• _Task objective_: Collect each line of the records containing the string "this".

• _Given data_:
==============================

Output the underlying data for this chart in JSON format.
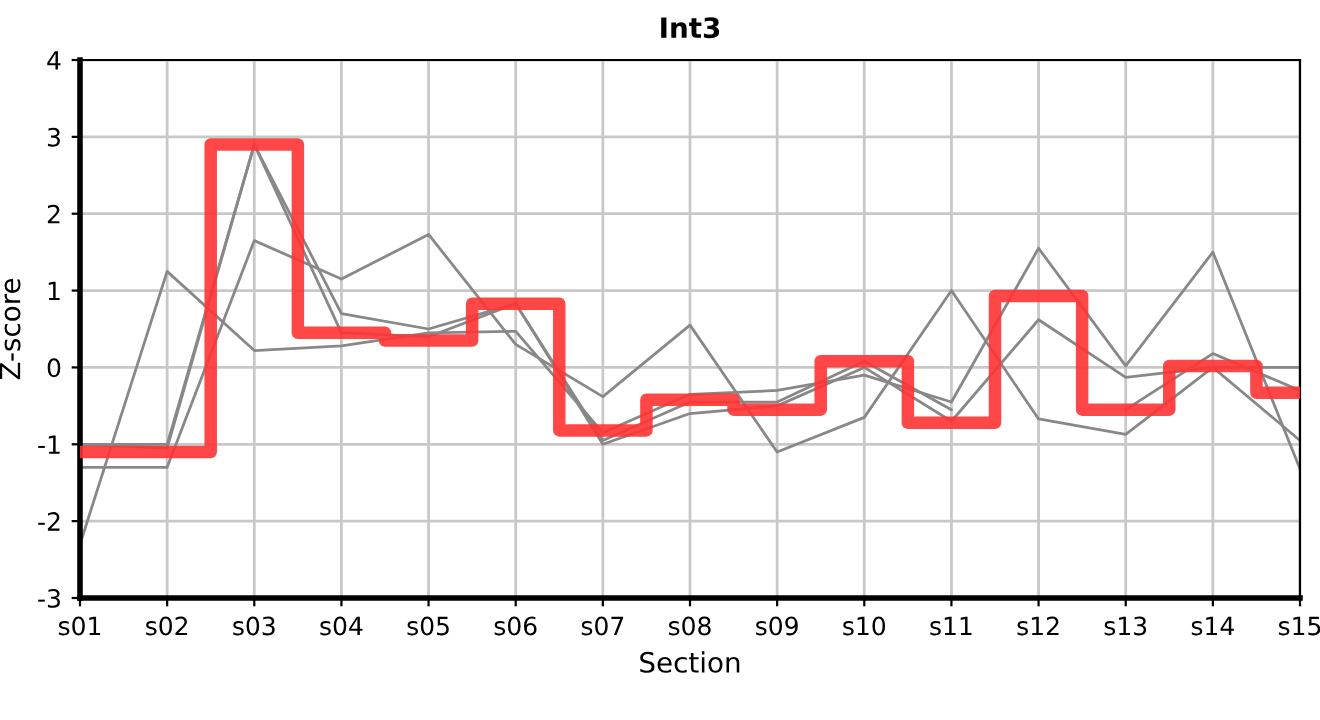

==============================

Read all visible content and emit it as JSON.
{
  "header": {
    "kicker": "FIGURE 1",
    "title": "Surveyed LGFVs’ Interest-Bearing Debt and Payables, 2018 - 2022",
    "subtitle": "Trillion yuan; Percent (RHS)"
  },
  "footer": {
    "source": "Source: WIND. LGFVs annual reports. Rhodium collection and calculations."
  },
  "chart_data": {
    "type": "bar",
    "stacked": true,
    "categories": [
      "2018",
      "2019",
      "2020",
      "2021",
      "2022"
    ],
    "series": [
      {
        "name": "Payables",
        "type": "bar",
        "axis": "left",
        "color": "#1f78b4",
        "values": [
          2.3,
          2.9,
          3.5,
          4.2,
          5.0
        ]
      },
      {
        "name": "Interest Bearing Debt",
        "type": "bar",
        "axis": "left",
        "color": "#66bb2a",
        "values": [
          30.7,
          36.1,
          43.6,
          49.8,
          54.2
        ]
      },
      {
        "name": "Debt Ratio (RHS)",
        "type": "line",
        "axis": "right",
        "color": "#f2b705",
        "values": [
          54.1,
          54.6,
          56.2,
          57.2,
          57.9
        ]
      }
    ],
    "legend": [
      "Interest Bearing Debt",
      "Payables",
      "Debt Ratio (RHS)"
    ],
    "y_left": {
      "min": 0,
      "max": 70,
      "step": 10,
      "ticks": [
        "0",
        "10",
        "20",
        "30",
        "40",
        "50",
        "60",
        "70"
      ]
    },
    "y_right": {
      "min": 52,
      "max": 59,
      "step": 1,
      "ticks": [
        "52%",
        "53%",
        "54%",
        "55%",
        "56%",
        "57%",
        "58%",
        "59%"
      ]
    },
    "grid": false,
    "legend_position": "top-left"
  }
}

==============================

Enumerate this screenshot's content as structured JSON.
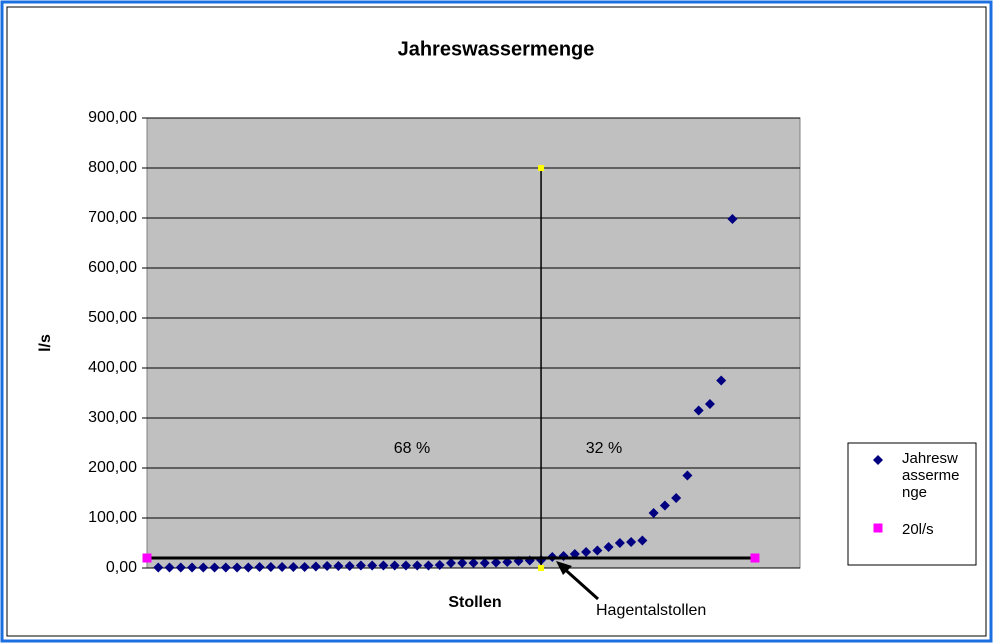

==============================

• _Exercise result_:
Output the underlying data for this chart in JSON format.
Enumerate this screenshot's content as structured JSON.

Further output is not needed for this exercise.